[Data for this task]:
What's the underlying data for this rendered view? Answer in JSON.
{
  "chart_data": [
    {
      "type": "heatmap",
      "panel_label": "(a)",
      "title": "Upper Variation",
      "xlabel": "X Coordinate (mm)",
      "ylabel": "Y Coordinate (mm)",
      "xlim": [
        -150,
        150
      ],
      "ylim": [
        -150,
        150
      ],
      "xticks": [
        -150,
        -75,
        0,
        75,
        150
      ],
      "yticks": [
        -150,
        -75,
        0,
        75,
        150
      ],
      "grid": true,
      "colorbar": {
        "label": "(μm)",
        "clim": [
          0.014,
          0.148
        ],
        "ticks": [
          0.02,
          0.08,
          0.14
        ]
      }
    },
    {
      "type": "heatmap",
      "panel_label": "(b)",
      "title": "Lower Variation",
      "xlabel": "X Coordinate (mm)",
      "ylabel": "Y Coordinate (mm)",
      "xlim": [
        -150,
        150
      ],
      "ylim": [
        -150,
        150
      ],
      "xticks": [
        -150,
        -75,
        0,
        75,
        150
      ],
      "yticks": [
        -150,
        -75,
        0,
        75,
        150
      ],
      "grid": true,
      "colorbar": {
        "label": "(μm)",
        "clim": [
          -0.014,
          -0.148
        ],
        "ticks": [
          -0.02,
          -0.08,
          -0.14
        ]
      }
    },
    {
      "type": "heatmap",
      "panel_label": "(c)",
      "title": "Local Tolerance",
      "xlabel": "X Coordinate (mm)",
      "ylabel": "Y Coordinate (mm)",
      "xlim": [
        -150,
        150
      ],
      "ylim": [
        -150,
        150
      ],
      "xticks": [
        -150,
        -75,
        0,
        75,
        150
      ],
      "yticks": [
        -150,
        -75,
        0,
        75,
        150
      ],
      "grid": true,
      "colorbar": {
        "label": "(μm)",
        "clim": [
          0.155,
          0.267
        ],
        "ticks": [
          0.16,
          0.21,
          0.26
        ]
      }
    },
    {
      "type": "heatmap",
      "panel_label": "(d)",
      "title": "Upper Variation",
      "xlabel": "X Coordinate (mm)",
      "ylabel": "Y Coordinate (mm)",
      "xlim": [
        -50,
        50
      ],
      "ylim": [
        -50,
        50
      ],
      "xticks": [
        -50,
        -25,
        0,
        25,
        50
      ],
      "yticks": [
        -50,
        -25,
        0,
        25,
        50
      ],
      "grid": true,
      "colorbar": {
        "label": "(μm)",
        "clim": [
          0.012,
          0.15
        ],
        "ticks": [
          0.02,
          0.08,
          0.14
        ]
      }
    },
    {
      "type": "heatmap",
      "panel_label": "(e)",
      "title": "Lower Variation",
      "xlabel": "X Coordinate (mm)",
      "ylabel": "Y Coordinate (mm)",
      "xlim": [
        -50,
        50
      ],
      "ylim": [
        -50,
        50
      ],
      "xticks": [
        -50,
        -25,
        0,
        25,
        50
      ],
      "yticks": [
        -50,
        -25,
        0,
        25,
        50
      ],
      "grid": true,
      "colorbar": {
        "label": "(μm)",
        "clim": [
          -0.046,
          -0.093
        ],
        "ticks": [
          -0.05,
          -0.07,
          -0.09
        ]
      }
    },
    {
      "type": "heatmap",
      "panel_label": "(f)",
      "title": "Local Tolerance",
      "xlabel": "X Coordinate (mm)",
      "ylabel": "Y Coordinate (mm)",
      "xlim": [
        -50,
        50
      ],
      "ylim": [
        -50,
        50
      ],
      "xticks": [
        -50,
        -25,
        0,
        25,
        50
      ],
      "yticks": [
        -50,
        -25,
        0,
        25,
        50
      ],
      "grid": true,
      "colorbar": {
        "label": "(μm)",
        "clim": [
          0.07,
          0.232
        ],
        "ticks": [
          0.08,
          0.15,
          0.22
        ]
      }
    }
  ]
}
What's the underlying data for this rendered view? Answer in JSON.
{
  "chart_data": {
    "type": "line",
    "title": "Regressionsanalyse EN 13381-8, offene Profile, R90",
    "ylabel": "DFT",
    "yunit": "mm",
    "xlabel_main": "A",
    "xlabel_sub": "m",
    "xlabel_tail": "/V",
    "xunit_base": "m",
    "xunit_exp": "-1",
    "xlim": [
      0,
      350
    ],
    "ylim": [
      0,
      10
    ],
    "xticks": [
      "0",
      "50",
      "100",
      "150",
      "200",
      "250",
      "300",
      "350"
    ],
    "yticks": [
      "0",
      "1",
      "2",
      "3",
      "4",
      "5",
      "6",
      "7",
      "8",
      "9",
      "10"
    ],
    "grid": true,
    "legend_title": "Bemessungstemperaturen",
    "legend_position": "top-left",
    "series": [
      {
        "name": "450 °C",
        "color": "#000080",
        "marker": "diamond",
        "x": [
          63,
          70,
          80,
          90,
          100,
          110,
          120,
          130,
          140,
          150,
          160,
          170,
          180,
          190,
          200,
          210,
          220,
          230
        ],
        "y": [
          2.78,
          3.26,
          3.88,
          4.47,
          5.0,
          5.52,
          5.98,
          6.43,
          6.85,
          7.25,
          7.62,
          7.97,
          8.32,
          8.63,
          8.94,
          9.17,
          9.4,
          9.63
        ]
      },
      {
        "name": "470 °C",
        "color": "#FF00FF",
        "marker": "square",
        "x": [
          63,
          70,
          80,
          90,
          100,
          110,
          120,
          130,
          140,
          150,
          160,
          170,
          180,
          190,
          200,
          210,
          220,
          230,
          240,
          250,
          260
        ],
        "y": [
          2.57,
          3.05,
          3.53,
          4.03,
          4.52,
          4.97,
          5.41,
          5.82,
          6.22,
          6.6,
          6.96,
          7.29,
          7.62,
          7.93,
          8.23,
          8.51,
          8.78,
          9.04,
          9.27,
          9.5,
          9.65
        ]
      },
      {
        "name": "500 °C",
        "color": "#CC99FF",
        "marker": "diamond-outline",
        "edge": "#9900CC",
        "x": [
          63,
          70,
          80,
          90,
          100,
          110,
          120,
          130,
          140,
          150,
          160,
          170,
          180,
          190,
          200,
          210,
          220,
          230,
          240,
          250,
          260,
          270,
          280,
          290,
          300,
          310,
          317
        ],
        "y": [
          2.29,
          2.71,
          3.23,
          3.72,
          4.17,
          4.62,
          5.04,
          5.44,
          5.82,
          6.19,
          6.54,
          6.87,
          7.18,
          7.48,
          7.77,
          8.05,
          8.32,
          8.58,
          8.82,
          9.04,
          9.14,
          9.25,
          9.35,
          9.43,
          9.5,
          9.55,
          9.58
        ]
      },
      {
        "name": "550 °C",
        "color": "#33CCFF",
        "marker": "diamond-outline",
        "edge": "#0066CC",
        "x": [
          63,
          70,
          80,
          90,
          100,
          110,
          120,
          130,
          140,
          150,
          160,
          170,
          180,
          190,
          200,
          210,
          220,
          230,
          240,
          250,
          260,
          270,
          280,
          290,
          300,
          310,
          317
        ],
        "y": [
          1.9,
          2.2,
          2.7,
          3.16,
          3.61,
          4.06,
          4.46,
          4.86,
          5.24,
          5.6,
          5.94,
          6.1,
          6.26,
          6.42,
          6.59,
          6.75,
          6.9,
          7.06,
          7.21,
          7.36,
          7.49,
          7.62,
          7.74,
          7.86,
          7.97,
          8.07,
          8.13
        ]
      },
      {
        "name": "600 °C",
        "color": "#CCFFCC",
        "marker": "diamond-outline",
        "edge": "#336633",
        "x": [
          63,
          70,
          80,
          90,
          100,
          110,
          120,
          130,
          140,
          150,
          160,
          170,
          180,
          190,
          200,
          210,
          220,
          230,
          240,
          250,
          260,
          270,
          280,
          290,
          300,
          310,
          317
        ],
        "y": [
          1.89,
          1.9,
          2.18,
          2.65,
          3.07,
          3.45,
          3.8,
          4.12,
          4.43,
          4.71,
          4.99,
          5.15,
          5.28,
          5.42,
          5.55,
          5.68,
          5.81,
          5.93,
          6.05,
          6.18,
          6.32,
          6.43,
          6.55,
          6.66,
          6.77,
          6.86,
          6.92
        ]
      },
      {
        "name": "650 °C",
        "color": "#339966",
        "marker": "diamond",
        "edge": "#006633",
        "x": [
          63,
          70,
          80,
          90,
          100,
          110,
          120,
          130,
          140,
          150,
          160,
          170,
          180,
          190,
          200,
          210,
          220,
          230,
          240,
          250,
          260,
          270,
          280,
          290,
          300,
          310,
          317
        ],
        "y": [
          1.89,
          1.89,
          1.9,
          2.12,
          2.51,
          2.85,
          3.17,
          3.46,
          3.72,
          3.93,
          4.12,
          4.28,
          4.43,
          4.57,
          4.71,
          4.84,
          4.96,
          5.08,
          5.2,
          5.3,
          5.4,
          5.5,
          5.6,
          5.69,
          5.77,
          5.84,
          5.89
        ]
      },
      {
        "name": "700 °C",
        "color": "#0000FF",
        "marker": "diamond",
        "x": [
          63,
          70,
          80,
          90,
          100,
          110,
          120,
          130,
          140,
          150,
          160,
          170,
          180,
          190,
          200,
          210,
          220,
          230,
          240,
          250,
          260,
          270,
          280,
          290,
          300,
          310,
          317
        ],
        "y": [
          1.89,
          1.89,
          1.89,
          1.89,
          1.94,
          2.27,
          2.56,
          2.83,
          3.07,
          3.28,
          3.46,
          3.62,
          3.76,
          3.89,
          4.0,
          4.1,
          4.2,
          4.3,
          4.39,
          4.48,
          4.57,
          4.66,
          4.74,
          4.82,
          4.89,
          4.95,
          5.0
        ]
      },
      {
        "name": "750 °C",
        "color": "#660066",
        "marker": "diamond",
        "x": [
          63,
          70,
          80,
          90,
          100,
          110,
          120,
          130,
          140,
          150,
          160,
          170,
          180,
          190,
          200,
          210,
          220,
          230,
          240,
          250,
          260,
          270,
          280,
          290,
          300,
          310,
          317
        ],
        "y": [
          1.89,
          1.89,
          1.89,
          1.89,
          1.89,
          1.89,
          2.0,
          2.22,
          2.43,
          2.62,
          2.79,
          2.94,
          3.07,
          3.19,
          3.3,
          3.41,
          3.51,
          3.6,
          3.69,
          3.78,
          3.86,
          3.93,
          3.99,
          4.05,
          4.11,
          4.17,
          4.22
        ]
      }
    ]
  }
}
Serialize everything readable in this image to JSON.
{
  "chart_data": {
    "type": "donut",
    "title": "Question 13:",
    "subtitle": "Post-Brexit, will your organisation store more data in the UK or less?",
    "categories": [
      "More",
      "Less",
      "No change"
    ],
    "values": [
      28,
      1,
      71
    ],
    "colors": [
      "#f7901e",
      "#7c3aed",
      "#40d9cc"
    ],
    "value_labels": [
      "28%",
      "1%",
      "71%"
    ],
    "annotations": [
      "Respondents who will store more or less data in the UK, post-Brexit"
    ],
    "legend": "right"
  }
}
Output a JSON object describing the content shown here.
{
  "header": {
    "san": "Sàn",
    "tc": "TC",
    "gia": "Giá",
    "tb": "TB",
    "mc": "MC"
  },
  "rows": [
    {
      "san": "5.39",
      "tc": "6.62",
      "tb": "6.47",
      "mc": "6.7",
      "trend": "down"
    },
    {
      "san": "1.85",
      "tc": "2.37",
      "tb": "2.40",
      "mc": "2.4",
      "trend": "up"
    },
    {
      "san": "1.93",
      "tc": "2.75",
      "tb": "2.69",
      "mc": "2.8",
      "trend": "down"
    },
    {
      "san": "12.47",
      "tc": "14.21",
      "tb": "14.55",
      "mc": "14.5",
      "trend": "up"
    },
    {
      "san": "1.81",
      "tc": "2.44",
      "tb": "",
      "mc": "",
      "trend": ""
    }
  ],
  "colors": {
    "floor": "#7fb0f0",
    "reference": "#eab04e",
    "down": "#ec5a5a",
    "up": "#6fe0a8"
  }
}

[The problem]:
Copy exactly the lines from the one containing "Output a JSON" through the last line of the records, both included, and nothing else.

[Final answer]:
Output a JSON object describing the content shown here.
{
  "header": {
    "san": "Sàn",
    "tc": "TC",
    "gia": "Giá",
    "tb": "TB",
    "mc": "MC"
  },
  "rows": [
    {
      "san": "5.39",
      "tc": "6.62",
      "tb": "6.47",
      "mc": "6.7",
      "trend": "down"
    },
    {
      "san": "1.85",
      "tc": "2.37",
      "tb": "2.40",
      "mc": "2.4",
      "trend": "up"
    },
    {
      "san": "1.93",
      "tc": "2.75",
      "tb": "2.69",
      "mc": "2.8",
      "trend": "down"
    },
    {
      "san": "12.47",
      "tc": "14.21",
      "tb": "14.55",
      "mc": "14.5",
      "trend": "up"
    },
    {
      "san": "1.81",
      "tc": "2.44",
      "tb": "",
      "mc": "",
      "trend": ""
    }
  ],
  "colors": {
    "floor": "#7fb0f0",
    "reference": "#eab04e",
    "down": "#ec5a5a",
    "up": "#6fe0a8"
  }
}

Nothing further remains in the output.